Work instruction: Select every line below containing the word "name".

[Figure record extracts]
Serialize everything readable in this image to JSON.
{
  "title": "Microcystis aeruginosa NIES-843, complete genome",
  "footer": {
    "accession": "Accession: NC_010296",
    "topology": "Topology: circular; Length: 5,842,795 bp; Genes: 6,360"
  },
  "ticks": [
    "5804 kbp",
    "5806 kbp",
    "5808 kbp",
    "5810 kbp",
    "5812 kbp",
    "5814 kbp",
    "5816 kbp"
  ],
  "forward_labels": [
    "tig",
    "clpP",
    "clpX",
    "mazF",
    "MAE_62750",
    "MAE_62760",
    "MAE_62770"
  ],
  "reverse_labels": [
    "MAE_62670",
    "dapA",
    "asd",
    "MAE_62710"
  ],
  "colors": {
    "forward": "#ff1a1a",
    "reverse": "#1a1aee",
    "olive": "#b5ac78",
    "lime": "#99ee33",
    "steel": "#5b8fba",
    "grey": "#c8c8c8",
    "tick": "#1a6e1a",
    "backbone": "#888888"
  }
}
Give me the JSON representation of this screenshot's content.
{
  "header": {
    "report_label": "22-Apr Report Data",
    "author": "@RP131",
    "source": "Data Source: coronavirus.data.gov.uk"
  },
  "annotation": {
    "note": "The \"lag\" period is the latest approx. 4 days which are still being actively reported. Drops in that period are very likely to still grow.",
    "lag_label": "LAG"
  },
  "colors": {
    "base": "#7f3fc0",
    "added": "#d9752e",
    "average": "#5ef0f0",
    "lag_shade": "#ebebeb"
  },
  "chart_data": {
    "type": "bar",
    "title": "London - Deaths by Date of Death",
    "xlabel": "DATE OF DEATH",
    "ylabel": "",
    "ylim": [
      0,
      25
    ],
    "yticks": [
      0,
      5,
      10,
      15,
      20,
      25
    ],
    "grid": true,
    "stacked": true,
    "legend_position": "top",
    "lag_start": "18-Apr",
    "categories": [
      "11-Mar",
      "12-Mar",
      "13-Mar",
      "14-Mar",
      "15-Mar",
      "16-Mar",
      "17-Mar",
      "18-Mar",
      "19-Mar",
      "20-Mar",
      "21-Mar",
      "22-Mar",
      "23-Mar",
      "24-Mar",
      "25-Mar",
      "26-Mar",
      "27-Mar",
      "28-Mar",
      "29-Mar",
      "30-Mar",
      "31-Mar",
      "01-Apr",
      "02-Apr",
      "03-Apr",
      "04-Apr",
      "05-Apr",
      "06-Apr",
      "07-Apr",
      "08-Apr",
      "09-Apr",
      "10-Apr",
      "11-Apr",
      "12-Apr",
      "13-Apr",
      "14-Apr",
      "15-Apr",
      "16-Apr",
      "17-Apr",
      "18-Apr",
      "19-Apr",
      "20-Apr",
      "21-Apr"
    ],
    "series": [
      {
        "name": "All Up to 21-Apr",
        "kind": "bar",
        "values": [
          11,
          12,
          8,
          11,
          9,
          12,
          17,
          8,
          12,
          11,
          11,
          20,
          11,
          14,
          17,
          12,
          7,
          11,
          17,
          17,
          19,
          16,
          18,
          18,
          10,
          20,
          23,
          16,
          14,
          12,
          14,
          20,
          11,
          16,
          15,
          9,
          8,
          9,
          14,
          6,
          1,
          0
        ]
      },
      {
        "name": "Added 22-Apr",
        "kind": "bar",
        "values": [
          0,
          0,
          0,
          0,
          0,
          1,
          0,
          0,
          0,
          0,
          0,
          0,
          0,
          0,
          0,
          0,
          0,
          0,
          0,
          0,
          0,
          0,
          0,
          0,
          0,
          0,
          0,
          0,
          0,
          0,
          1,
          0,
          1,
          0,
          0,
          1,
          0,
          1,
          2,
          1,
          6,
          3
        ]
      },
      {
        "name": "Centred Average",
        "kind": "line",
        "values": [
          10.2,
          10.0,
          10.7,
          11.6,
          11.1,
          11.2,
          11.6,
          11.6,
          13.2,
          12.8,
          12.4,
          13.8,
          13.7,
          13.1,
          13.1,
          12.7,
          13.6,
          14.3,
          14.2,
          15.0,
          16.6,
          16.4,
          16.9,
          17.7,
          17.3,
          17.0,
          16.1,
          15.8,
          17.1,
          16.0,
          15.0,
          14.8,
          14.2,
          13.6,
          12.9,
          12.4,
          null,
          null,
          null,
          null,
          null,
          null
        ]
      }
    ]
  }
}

Output:
        "name": "All Up to 21-Apr",
        "name": "Added 22-Apr",
        "name": "Centred Average",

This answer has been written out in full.